REQUIREMENT: Work out the number of lines containing "type". Answer with nothing but that number.
BEGIN SUPPLIED RECORDS
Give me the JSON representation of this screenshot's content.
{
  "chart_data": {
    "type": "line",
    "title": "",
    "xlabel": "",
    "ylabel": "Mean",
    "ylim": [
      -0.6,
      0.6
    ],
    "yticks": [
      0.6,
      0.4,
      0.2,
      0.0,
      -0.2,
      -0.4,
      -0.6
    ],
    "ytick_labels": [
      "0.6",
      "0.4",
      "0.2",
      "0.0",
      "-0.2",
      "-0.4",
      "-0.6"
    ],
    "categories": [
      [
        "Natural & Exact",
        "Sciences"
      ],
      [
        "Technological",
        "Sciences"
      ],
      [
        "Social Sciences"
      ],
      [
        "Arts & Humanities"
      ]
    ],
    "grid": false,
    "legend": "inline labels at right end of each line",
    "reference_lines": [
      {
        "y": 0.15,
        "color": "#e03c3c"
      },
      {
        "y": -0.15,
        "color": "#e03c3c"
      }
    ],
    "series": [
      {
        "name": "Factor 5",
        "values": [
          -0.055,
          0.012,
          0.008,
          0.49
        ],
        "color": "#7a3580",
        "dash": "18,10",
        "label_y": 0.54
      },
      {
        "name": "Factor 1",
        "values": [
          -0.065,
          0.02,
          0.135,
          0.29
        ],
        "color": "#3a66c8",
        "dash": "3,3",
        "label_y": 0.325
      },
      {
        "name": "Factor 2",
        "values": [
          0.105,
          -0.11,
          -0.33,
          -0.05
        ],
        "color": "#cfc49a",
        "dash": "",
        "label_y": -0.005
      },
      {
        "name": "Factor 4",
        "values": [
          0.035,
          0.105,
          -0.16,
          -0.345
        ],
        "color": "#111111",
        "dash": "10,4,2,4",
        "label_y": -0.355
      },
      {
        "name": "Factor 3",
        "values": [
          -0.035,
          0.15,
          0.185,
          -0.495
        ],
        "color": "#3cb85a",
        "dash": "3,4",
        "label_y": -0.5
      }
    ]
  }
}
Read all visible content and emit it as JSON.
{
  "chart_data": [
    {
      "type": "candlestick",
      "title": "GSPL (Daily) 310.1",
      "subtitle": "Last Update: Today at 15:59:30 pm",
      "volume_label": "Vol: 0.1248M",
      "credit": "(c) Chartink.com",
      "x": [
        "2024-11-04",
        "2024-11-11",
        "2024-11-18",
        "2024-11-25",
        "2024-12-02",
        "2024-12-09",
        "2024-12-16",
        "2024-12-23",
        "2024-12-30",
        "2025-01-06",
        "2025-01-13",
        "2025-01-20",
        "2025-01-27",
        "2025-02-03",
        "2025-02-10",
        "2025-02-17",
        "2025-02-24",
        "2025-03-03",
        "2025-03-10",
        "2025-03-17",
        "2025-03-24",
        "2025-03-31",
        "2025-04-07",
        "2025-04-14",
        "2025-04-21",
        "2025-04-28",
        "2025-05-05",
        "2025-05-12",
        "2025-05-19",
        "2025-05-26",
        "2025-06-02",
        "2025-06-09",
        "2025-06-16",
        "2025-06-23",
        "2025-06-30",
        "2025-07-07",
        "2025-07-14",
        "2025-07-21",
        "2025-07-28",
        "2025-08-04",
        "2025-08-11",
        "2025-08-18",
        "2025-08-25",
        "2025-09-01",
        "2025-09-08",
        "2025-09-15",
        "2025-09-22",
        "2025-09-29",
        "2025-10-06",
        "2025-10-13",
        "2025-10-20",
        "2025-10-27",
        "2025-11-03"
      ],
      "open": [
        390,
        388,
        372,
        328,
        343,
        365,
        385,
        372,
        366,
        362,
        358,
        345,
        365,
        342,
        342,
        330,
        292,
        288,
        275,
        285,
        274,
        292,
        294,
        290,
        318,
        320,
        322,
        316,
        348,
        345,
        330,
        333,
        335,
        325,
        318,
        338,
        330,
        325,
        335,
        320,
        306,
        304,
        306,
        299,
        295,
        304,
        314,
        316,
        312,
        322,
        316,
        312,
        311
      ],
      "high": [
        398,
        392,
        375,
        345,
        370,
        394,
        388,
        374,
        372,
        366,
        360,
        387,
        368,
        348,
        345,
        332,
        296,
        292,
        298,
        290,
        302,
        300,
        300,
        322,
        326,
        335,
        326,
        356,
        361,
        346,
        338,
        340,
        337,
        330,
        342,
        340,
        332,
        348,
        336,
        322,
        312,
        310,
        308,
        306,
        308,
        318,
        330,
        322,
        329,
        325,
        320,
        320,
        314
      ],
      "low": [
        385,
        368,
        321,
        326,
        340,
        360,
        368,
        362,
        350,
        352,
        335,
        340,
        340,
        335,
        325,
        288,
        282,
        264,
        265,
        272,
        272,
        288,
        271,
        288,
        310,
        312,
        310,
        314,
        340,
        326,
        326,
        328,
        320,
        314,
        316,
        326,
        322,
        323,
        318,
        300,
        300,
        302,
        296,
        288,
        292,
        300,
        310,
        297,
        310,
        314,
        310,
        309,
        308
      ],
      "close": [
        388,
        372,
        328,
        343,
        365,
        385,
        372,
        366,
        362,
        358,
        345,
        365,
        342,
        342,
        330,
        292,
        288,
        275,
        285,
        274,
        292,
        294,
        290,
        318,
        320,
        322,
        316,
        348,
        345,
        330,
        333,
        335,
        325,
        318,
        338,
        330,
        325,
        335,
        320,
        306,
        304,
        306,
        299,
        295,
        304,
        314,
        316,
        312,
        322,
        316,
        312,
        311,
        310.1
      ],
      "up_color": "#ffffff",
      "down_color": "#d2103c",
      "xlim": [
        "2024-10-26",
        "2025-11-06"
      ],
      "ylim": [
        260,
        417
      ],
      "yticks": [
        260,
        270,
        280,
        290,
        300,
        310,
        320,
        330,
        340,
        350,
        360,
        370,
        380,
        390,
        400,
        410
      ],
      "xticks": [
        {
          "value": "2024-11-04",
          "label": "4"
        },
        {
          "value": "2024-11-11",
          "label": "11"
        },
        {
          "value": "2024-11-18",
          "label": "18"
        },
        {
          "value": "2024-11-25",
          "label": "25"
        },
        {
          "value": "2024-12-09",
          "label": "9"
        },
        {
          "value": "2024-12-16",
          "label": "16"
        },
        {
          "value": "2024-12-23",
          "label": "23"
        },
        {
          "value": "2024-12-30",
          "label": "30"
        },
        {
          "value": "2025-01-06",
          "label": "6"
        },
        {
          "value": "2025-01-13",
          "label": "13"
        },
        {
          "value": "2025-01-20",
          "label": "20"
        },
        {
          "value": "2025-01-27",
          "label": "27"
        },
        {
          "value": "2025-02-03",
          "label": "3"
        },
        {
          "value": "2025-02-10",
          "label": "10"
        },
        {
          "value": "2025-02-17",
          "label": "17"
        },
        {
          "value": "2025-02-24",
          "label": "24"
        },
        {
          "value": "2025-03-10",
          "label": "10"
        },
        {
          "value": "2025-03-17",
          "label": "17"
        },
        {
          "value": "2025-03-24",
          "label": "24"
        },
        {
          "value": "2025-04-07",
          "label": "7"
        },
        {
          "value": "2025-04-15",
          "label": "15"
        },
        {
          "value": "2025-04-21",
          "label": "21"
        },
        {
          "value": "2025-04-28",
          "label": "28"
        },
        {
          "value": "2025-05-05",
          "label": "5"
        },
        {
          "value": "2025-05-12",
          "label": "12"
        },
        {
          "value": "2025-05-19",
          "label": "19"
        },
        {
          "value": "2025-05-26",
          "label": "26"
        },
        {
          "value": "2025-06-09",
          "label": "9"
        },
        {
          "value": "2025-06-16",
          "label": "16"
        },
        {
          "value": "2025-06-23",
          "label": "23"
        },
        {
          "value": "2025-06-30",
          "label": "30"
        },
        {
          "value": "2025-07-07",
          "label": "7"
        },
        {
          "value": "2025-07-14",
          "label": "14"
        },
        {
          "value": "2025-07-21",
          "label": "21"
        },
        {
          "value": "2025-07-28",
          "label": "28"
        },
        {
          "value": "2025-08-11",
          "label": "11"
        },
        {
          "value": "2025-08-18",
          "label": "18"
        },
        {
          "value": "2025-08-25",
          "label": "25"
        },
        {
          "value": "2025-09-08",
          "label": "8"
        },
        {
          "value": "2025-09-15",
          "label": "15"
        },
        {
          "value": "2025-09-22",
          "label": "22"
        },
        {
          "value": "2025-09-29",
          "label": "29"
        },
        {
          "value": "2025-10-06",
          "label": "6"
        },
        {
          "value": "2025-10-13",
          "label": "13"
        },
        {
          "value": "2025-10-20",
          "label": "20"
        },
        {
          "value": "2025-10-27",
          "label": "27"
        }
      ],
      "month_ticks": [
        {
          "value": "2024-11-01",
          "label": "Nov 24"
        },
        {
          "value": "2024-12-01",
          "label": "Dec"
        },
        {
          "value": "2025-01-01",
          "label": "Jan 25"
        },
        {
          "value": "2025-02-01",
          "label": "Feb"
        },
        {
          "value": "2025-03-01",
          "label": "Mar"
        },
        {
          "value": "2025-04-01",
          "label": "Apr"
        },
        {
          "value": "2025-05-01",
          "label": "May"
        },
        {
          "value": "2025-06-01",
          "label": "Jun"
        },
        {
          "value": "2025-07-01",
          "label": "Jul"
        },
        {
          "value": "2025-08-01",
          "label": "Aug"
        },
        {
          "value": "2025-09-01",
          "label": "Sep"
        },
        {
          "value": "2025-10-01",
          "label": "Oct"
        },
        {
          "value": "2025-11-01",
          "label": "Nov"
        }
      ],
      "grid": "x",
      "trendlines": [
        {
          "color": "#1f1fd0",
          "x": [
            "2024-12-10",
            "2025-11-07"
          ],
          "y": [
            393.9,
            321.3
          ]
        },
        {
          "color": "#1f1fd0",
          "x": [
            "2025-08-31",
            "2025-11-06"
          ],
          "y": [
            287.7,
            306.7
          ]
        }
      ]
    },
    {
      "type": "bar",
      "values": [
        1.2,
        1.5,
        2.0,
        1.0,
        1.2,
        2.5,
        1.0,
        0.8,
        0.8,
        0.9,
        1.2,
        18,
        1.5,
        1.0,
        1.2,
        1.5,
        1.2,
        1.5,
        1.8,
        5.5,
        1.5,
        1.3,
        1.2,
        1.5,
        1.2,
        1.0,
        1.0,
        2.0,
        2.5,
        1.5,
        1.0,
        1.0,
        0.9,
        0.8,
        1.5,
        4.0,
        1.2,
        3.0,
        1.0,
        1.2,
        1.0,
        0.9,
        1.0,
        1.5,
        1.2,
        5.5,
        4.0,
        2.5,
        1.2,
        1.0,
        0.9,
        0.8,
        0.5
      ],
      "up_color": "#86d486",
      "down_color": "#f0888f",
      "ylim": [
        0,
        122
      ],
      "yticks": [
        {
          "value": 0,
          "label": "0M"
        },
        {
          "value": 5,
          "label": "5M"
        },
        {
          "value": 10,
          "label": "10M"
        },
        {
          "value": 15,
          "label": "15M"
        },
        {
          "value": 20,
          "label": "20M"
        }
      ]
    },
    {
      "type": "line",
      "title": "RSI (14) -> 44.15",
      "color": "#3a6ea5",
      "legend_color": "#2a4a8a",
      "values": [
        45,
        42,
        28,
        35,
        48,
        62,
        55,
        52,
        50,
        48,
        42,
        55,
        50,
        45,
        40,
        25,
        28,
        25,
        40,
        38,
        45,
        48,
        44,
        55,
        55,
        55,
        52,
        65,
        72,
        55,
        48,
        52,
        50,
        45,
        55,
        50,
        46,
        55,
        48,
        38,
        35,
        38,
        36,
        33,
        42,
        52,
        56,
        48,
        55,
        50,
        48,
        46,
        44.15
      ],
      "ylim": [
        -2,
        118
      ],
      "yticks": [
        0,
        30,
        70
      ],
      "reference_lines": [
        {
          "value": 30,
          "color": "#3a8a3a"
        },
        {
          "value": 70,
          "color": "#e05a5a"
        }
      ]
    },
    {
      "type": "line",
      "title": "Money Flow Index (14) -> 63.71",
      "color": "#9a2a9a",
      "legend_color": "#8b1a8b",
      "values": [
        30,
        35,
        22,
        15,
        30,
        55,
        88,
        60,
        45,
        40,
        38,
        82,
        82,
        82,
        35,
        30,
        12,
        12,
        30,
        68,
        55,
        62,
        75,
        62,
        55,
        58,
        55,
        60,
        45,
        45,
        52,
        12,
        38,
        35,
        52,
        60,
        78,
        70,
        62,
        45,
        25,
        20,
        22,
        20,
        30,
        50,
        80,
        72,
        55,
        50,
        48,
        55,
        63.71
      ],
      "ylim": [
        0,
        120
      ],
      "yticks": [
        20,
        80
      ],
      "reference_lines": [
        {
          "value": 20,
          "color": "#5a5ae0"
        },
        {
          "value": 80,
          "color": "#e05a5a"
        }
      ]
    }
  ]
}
END SUPPLIED RECORDS
THE RESPONSE: 5